> _Set problem_
Copy out, word for word, the passage describing the wooden sound contraption and the Matmos set.

Shortly afterwards, an infernal contraption in the same building starts to rattle and clang away. A framework of wooden beams, wires, scaffolding and the like, it’s all wired up to a large set of speakers, and operated by two earnest-looking chaps in t-shirts. It’s pleasingly ramshackle, the entire structure shaking every time metal is whacked against wood, wood on wood, or wood on wire. It’s as if some shipwrights of the Napoleonic era had formed a proto Test Dept and, after avoiding the attentions of the press gang, had created a rum-fuelled cacophony to celebrate. Matmos’ use of ripping sellotape gives a pleasingly kinky sound, and leaves MC Schmidt struggling to extricate himself from its sticky web before continuing with their set.

> _Data rows_
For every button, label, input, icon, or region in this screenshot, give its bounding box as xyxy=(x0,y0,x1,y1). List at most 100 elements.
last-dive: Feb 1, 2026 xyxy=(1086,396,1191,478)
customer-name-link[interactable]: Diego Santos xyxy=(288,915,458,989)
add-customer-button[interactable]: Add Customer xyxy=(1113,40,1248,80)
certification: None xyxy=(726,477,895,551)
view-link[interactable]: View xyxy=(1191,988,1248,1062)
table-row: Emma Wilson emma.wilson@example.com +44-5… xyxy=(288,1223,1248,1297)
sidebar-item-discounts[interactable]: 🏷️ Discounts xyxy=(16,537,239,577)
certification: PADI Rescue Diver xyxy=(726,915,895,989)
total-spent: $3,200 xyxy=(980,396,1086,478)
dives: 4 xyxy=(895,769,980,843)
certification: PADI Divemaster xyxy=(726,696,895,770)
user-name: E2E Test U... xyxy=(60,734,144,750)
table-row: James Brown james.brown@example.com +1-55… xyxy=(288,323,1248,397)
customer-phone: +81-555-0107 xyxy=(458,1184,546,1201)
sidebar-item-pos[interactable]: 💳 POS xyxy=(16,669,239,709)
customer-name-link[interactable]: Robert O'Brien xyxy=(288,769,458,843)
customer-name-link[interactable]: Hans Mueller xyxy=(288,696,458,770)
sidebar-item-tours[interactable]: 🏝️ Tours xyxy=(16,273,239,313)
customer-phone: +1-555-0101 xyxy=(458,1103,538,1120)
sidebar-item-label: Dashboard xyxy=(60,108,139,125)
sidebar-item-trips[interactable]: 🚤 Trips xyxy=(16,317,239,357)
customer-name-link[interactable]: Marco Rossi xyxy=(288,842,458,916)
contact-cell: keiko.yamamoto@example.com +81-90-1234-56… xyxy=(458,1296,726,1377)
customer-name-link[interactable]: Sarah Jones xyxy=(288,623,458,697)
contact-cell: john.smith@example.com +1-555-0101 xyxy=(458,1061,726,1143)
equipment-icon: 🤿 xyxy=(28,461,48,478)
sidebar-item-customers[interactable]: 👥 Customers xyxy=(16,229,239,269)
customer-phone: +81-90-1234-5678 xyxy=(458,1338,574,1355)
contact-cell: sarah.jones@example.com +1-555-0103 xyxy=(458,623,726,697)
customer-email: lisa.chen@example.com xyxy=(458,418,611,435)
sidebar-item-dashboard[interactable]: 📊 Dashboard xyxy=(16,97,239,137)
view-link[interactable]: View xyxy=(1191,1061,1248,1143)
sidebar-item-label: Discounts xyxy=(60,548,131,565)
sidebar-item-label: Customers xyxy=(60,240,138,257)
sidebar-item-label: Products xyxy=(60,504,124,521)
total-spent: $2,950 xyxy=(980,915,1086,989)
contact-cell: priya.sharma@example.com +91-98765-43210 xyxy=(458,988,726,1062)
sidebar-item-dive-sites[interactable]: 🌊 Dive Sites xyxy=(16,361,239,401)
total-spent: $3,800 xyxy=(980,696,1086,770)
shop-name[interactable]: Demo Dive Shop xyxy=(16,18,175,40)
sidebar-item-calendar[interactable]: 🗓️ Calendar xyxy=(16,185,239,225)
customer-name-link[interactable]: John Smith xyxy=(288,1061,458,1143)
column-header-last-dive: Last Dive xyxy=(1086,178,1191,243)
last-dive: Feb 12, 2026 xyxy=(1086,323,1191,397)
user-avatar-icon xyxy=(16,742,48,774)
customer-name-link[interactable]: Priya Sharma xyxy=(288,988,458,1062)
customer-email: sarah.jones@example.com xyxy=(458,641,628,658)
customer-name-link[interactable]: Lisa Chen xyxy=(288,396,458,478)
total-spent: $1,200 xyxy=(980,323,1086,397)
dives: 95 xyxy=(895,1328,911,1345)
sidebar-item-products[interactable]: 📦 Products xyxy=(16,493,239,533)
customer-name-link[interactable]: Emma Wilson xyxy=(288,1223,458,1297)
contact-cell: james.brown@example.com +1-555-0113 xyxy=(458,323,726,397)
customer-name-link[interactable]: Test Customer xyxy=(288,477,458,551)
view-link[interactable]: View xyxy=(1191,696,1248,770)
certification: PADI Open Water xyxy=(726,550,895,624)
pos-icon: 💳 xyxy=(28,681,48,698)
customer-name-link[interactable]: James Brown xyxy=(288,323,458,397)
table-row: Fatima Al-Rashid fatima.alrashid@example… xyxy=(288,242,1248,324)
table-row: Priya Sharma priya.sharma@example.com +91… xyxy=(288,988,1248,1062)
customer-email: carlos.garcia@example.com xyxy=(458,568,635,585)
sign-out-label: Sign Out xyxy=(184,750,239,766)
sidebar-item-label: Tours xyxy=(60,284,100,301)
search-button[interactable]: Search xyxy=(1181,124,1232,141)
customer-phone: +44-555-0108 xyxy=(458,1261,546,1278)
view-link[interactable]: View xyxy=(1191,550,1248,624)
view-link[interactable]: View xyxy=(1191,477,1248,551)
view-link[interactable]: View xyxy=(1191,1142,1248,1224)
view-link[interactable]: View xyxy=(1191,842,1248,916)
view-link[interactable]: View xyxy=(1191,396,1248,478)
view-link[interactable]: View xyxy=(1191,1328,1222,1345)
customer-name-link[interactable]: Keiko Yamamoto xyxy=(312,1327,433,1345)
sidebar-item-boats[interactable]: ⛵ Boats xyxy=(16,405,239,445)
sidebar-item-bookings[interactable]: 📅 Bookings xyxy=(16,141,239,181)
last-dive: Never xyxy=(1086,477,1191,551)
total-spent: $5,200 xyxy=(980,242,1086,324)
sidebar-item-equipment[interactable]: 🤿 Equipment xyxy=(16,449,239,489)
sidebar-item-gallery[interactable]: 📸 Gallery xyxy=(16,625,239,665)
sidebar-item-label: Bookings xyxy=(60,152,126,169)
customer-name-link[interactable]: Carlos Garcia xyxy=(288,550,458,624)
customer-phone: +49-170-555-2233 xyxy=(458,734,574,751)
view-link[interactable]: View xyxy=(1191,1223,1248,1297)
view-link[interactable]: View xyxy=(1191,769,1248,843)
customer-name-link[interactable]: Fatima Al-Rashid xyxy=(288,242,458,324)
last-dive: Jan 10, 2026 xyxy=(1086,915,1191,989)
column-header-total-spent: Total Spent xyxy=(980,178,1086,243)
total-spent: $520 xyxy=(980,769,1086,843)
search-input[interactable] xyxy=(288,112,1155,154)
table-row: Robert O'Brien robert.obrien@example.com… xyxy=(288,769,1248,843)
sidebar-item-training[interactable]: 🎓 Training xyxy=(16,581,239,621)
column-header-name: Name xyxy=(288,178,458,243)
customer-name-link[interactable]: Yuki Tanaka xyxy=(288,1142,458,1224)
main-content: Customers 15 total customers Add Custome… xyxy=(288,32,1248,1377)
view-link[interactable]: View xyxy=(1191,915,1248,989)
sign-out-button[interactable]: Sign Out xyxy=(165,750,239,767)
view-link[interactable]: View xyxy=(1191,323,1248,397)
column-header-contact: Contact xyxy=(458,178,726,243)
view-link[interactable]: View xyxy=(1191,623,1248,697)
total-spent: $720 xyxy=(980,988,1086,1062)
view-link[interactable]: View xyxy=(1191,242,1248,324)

> _Response_
Shortly afterwards, an infernal contraption in the same building starts to rattle and clang away. A framework of wooden beams, wires, scaffolding and the like, it’s all wired up to a large set of speakers, and operated by two earnest-looking chaps in t-shirts. It’s pleasingly ramshackle, the entire structure shaking every time metal is whacked against wood, wood on wood, or wood on wire. It’s as if some shipwrights of the Napoleonic era had formed a proto Test Dept and, after avoiding the attentions of the press gang, had created a rum-fuelled cacophony to celebrate. Matmos’ use of ripping sellotape gives a pleasingly kinky sound, and leaves MC Schmidt struggling to extricate himself from its sticky web before continuing with their set.